# Given exercise:
In the material below, swap every "data-point" for "scatter-point" and give all the lines back with nothing else changed.

# Stored data entries:
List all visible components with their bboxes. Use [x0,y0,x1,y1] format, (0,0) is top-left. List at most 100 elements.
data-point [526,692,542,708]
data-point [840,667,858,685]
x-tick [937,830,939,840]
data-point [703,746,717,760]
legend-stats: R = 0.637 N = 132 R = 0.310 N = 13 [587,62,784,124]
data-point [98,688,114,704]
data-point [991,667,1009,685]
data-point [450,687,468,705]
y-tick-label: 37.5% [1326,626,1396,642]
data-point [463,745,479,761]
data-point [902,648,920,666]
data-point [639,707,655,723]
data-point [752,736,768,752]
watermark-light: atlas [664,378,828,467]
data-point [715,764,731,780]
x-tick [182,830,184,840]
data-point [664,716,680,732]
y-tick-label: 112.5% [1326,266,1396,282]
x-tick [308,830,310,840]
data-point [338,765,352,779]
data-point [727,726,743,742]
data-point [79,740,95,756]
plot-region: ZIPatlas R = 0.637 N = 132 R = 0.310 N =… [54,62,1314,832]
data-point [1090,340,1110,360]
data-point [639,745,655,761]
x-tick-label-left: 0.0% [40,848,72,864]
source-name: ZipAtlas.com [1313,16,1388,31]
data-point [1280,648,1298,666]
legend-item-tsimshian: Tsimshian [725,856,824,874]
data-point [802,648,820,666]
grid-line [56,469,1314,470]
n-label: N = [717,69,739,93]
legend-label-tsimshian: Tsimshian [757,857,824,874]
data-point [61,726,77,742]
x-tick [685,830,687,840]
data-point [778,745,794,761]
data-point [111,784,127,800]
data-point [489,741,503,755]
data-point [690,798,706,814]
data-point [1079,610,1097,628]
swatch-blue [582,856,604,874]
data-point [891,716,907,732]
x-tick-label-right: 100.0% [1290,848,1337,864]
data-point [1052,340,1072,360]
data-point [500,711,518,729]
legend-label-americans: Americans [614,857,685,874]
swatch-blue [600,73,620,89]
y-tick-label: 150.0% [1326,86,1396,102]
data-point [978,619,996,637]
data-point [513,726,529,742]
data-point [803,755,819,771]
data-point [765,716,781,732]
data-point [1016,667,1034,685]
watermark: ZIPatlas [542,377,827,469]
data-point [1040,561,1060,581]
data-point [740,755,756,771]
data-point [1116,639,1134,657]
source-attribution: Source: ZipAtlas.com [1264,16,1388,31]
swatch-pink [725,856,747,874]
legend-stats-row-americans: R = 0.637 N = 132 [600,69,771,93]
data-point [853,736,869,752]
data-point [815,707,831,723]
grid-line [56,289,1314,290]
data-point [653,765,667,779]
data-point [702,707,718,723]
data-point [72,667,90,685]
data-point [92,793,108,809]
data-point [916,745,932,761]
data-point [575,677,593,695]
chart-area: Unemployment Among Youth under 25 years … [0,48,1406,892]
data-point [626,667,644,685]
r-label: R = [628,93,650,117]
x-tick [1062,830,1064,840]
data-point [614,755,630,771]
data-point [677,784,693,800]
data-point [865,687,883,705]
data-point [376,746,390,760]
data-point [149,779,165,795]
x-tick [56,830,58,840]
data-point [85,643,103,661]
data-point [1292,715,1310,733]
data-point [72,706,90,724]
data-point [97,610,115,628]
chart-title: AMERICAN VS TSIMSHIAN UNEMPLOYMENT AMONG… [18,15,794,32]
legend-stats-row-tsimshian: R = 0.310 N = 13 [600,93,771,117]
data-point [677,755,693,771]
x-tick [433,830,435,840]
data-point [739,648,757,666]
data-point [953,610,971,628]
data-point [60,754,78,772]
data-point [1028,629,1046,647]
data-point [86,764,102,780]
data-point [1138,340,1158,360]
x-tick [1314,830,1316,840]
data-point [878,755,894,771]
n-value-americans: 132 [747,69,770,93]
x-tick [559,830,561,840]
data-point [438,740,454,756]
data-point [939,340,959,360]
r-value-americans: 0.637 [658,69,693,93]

# Result of the exercise:
List all visible components with their bboxes. Use [x0,y0,x1,y1] format, (0,0) is top-left. List at most 100 elements.
scatter-point [526,692,542,708]
scatter-point [840,667,858,685]
x-tick [937,830,939,840]
scatter-point [703,746,717,760]
legend-stats: R = 0.637 N = 132 R = 0.310 N = 13 [587,62,784,124]
scatter-point [98,688,114,704]
scatter-point [991,667,1009,685]
scatter-point [450,687,468,705]
y-tick-label: 37.5% [1326,626,1396,642]
scatter-point [463,745,479,761]
scatter-point [902,648,920,666]
scatter-point [639,707,655,723]
scatter-point [752,736,768,752]
watermark-light: atlas [664,378,828,467]
scatter-point [715,764,731,780]
x-tick [182,830,184,840]
scatter-point [664,716,680,732]
y-tick-label: 112.5% [1326,266,1396,282]
x-tick [308,830,310,840]
scatter-point [338,765,352,779]
scatter-point [727,726,743,742]
scatter-point [79,740,95,756]
plot-region: ZIPatlas R = 0.637 N = 132 R = 0.310 N =… [54,62,1314,832]
scatter-point [1090,340,1110,360]
scatter-point [639,745,655,761]
x-tick-label-left: 0.0% [40,848,72,864]
source-name: ZipAtlas.com [1313,16,1388,31]
scatter-point [1280,648,1298,666]
legend-item-tsimshian: Tsimshian [725,856,824,874]
scatter-point [802,648,820,666]
grid-line [56,469,1314,470]
n-label: N = [717,69,739,93]
legend-label-tsimshian: Tsimshian [757,857,824,874]
scatter-point [61,726,77,742]
x-tick [685,830,687,840]
scatter-point [778,745,794,761]
scatter-point [111,784,127,800]
scatter-point [489,741,503,755]
scatter-point [690,798,706,814]
scatter-point [1079,610,1097,628]
swatch-blue [582,856,604,874]
scatter-point [891,716,907,732]
x-tick-label-right: 100.0% [1290,848,1337,864]
scatter-point [1052,340,1072,360]
scatter-point [500,711,518,729]
legend-label-americans: Americans [614,857,685,874]
swatch-blue [600,73,620,89]
y-tick-label: 150.0% [1326,86,1396,102]
scatter-point [978,619,996,637]
scatter-point [513,726,529,742]
scatter-point [803,755,819,771]
scatter-point [765,716,781,732]
scatter-point [1016,667,1034,685]
watermark: ZIPatlas [542,377,827,469]
scatter-point [1040,561,1060,581]
scatter-point [740,755,756,771]
scatter-point [1116,639,1134,657]
source-attribution: Source: ZipAtlas.com [1264,16,1388,31]
swatch-pink [725,856,747,874]
legend-stats-row-americans: R = 0.637 N = 132 [600,69,771,93]
scatter-point [853,736,869,752]
scatter-point [815,707,831,723]
grid-line [56,289,1314,290]
scatter-point [653,765,667,779]
scatter-point [702,707,718,723]
scatter-point [72,667,90,685]
scatter-point [92,793,108,809]
scatter-point [916,745,932,761]
scatter-point [575,677,593,695]
chart-area: Unemployment Among Youth under 25 years … [0,48,1406,892]
scatter-point [626,667,644,685]
r-label: R = [628,93,650,117]
x-tick [1062,830,1064,840]
scatter-point [614,755,630,771]
scatter-point [677,784,693,800]
scatter-point [865,687,883,705]
scatter-point [376,746,390,760]
scatter-point [149,779,165,795]
x-tick [56,830,58,840]
scatter-point [85,643,103,661]
scatter-point [1292,715,1310,733]
scatter-point [72,706,90,724]
scatter-point [97,610,115,628]
chart-title: AMERICAN VS TSIMSHIAN UNEMPLOYMENT AMONG… [18,15,794,32]
legend-stats-row-tsimshian: R = 0.310 N = 13 [600,93,771,117]
scatter-point [677,755,693,771]
x-tick [433,830,435,840]
scatter-point [739,648,757,666]
scatter-point [953,610,971,628]
scatter-point [60,754,78,772]
scatter-point [1028,629,1046,647]
scatter-point [86,764,102,780]
scatter-point [1138,340,1158,360]
x-tick [1314,830,1316,840]
scatter-point [878,755,894,771]
n-value-americans: 132 [747,69,770,93]
x-tick [559,830,561,840]
scatter-point [438,740,454,756]
scatter-point [939,340,959,360]
r-value-americans: 0.637 [658,69,693,93]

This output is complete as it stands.